## [MATERIAL TO PROCESS]

+ + + + + + +

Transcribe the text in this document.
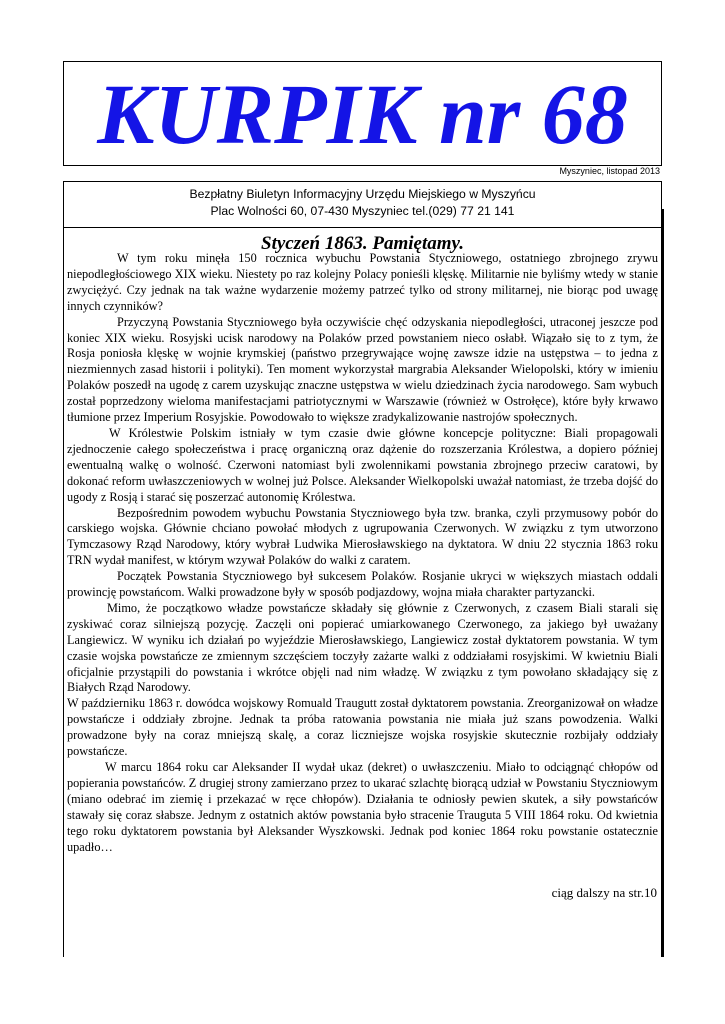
KURPIK nr 68
Myszyniec, listopad 2013
Bezpłatny Biuletyn Informacyjny Urzędu Miejskiego w Myszyńcu
Plac Wolności 60, 07-430 Myszyniec tel.(029) 77 21 141
Styczeń 1863. Pamiętamy.

W tym roku minęła 150 rocznica wybuchu Powstania Styczniowego, ostatniego zbrojnego zrywu niepodległościowego XIX wieku. Niestety po raz kolejny Polacy ponieśli klęskę. Militarnie nie byliśmy wtedy w stanie zwyciężyć. Czy jednak na tak ważne wydarzenie możemy patrzeć tylko od strony militarnej, nie biorąc pod uwagę innych czynników?

Przyczyną Powstania Styczniowego była oczywiście chęć odzyskania niepodległości, utraconej jeszcze pod koniec XIX wieku. Rosyjski ucisk narodowy na Polaków przed powstaniem nieco osłabł. Wiązało się to z tym, że Rosja poniosła klęskę w wojnie krymskiej (państwo przegrywające wojnę zawsze idzie na ustępstwa – to jedna z niezmiennych zasad historii i polityki). Ten moment wykorzystał margrabia Aleksander Wielopolski, który w imieniu Polaków poszedł na ugodę z carem uzyskując znaczne ustępstwa w wielu dziedzinach życia narodowego. Sam wybuch został poprzedzony wieloma manifestacjami patriotycznymi w Warszawie (również w Ostrołęce), które były krwawo tłumione przez Imperium Rosyjskie. Powodowało to większe zradykalizowanie nastrojów społecznych.

W Królestwie Polskim istniały w tym czasie dwie główne koncepcje polityczne: Biali propagowali zjednoczenie całego społeczeństwa i pracę organiczną oraz dążenie do rozszerzania Królestwa, a dopiero później ewentualną walkę o wolność. Czerwoni natomiast byli zwolennikami powstania zbrojnego przeciw caratowi, by dokonać reform uwłaszczeniowych w wolnej już Polsce. Aleksander Wielkopolski uważał natomiast, że trzeba dojść do ugody z Rosją i starać się poszerzać autonomię Królestwa.

Bezpośrednim powodem wybuchu Powstania Styczniowego była tzw. branka, czyli przymusowy pobór do carskiego wojska. Głównie chciano powołać młodych z ugrupowania Czerwonych. W związku z tym utworzono Tymczasowy Rząd Narodowy, który wybrał Ludwika Mierosławskiego na dyktatora. W dniu 22 stycznia 1863 roku TRN wydał manifest, w którym wzywał Polaków do walki z caratem.

Początek Powstania Styczniowego był sukcesem Polaków. Rosjanie ukryci w większych miastach oddali prowincję powstańcom. Walki prowadzone były w sposób podjazdowy, wojna miała charakter partyzancki.

Mimo, że początkowo władze powstańcze składały się głównie z Czerwonych, z czasem Biali starali się zyskiwać coraz silniejszą pozycję. Zaczęli oni popierać umiarkowanego Czerwonego, za jakiego był uważany Langiewicz. W wyniku ich działań po wyjeździe Mierosławskiego, Langiewicz został dyktatorem powstania. W tym czasie wojska powstańcze ze zmiennym szczęściem toczyły zażarte walki z oddziałami rosyjskimi. W kwietniu Biali oficjalnie przystąpili do powstania i wkrótce objęli nad nim władzę. W związku z tym powołano składający się z Białych Rząd Narodowy.

W październiku 1863 r. dowódca wojskowy Romuald Traugutt został dyktatorem powstania. Zreorganizował on władze powstańcze i oddziały zbrojne. Jednak ta próba ratowania powstania nie miała już szans powodzenia. Walki prowadzone były na coraz mniejszą skalę, a coraz liczniejsze wojska rosyjskie skutecznie rozbijały oddziały powstańcze.

W marcu 1864 roku car Aleksander II wydał ukaz (dekret) o uwłaszczeniu. Miało to odciągnąć chłopów od popierania powstańców. Z drugiej strony zamierzano przez to ukarać szlachtę biorącą udział w Powstaniu Styczniowym (miano odebrać im ziemię i przekazać w ręce chłopów). Działania te odniosły pewien skutek, a siły powstańców stawały się coraz słabsze. Jednym z ostatnich aktów powstania było stracenie Trauguta 5 VIII 1864 roku. Od kwietnia tego roku dyktatorem powstania był Aleksander Wyszkowski. Jednak pod koniec 1864 roku powstanie ostatecznie upadło…

ciąg dalszy na str.10
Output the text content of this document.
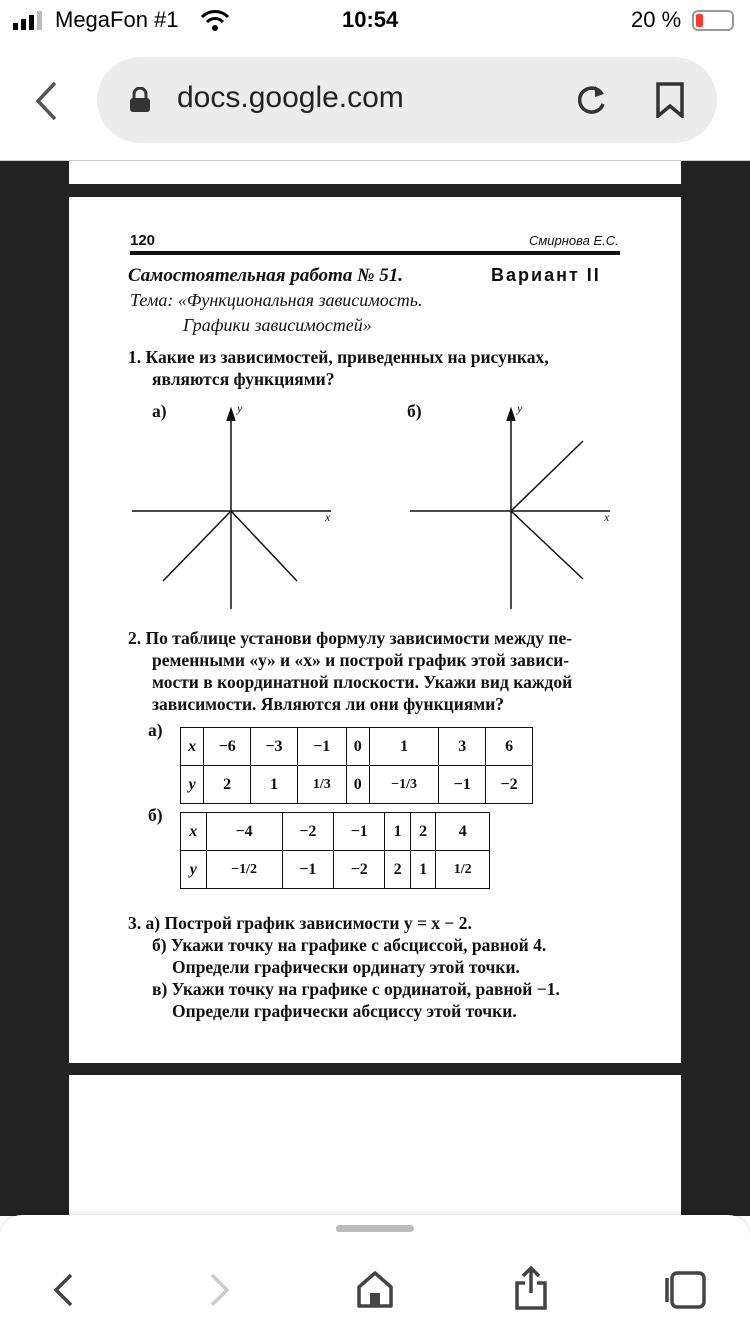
MegaFon #1	10:54	20 %
docs.google.com
120	Смирнова Е.С.
Самостоятельная работа № 51.	Вариант II
Тема: «Функциональная зависимость.
Графики зависимостей»
1. Какие из зависимостей, приведенных на рисунках,
являются функциями?
а)	б)
y
x
y
x
2. По таблице установи формулу зависимости между пе-
ременными «y» и «x» и построй график этой зависи-
мости в координатной плоскости. Укажи вид каждой
зависимости. Являются ли они функциями?
а)
x	−6	−3	−1	0	1	3	6
y	2	1	1/3	0	−1/3	−1	−2
б)
x	−4	−2	−1	1	2	4
y	−1/2	−1	−2	2	1	1/2
3. а) Построй график зависимости y = x − 2.
б) Укажи точку на графике с абсциссой, равной 4.
Определи графически ординату этой точки.
в) Укажи точку на графике с ординатой, равной −1.
Определи графически абсциссу этой точки.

+ + + + + + +

State only the number of lines in these entries that contain "равной".

## [RESULT OF THE EXERCISE]
2